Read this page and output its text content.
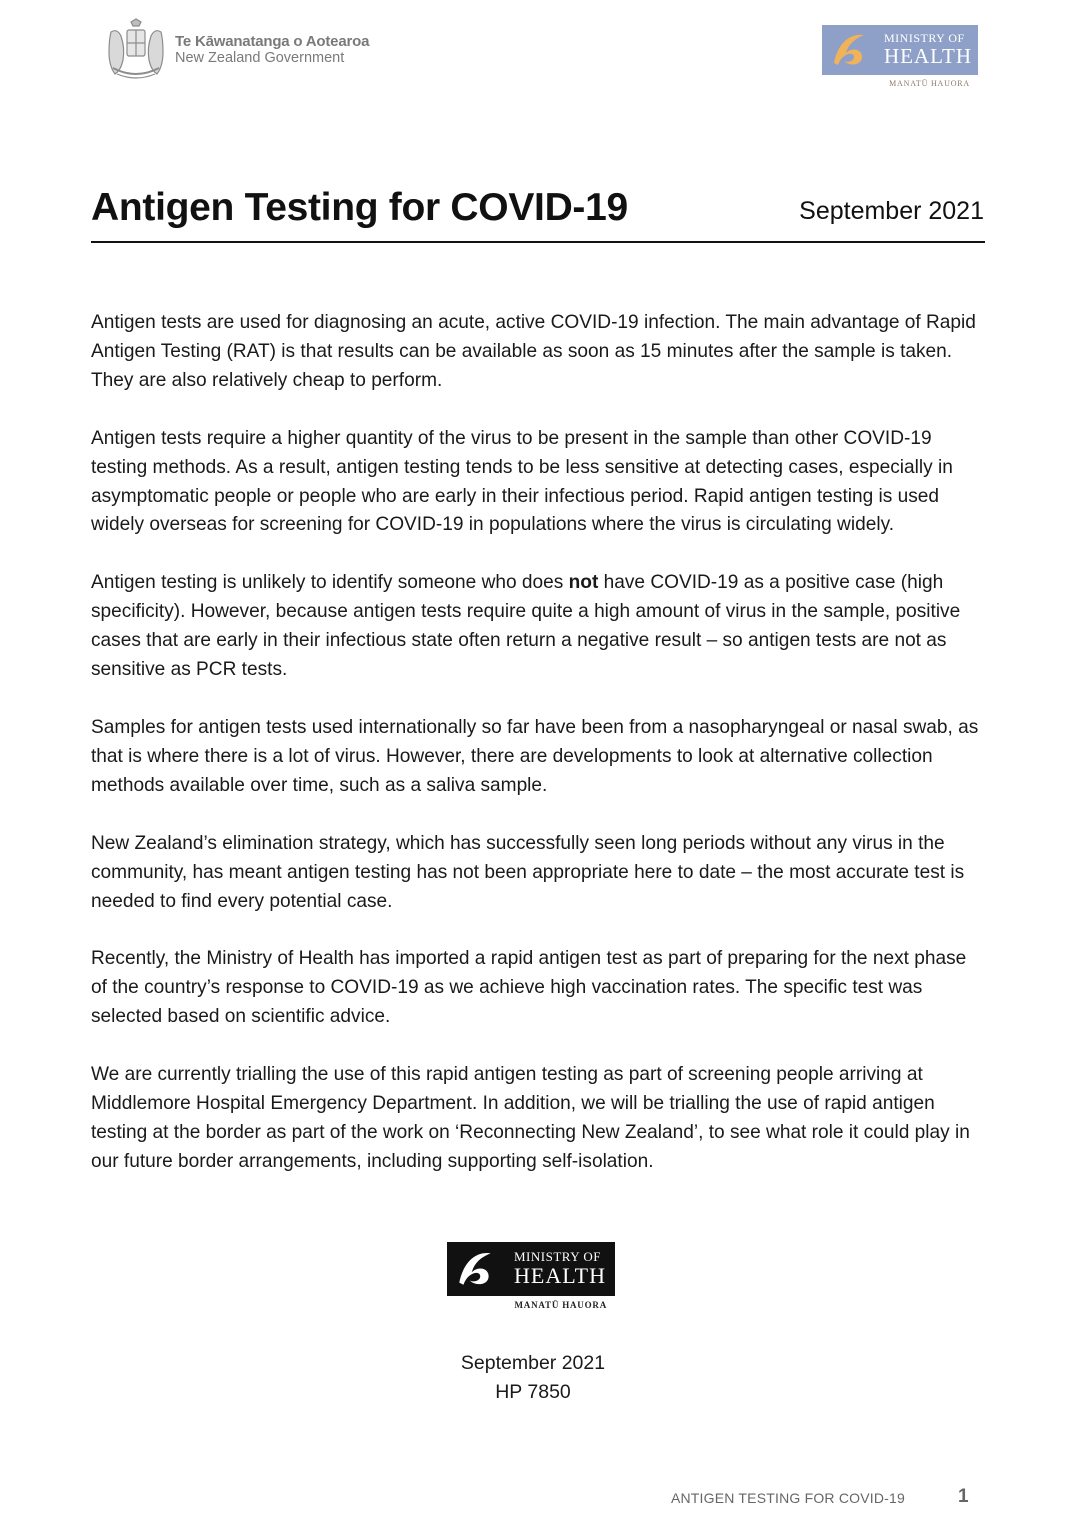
Te Kāwanatanga o Aotearoa
New Zealand Government
MINISTRY OF
HEALTH
MANATŪ HAUORA
Antigen Testing for COVID-19	September 2021

Antigen tests are used for diagnosing an acute, active COVID-19 infection. The main advantage of Rapid Antigen Testing (RAT) is that results can be available as soon as 15 minutes after the sample is taken. They are also relatively cheap to perform.

Antigen tests require a higher quantity of the virus to be present in the sample than other COVID-19 testing methods. As a result, antigen testing tends to be less sensitive at detecting cases, especially in asymptomatic people or people who are early in their infectious period. Rapid antigen testing is used widely overseas for screening for COVID-19 in populations where the virus is circulating widely.

Antigen testing is unlikely to identify someone who does not have COVID-19 as a positive case (high specificity). However, because antigen tests require quite a high amount of virus in the sample, positive cases that are early in their infectious state often return a negative result – so antigen tests are not as sensitive as PCR tests.

Samples for antigen tests used internationally so far have been from a nasopharyngeal or nasal swab, as that is where there is a lot of virus. However, there are developments to look at alternative collection methods available over time, such as a saliva sample.

New Zealand’s elimination strategy, which has successfully seen long periods without any virus in the community, has meant antigen testing has not been appropriate here to date – the most accurate test is needed to find every potential case.

Recently, the Ministry of Health has imported a rapid antigen test as part of preparing for the next phase of the country’s response to COVID-19 as we achieve high vaccination rates. The specific test was selected based on scientific advice.

We are currently trialling the use of this rapid antigen testing as part of screening people arriving at Middlemore Hospital Emergency Department. In addition, we will be trialling the use of rapid antigen testing at the border as part of the work on ‘Reconnecting New Zealand’, to see what role it could play in our future border arrangements, including supporting self-isolation.

MINISTRY OF
HEALTH
MANATŪ HAUORA
September 2021
HP 7850
ANTIGEN TESTING FOR COVID-19	1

● ● ● ●

> **YOUR INSTRUCTIONS**
Report all lines of the data above that include the string "tests".

> **RESPONSE**
Antigen tests are used for diagnosing an acute, active COVID-19 infection. The main advantage of Rapid Antigen Testing (RAT) is that results can be available as soon as 15 minutes after the sample is taken. They are also relatively cheap to perform.
Antigen tests require a higher quantity of the virus to be present in the sample than other COVID-19 testing methods. As a result, antigen testing tends to be less sensitive at detecting cases, especially in asymptomatic people or people who are early in their infectious period. Rapid antigen testing is used widely overseas for screening for COVID-19 in populations where the virus is circulating widely.
Antigen testing is unlikely to identify someone who does not have COVID-19 as a positive case (high specificity). However, because antigen tests require quite a high amount of virus in the sample, positive cases that are early in their infectious state often return a negative result – so antigen tests are not as sensitive as PCR tests.
Samples for antigen tests used internationally so far have been from a nasopharyngeal or nasal swab, as that is where there is a lot of virus. However, there are developments to look at alternative collection methods available over time, such as a saliva sample.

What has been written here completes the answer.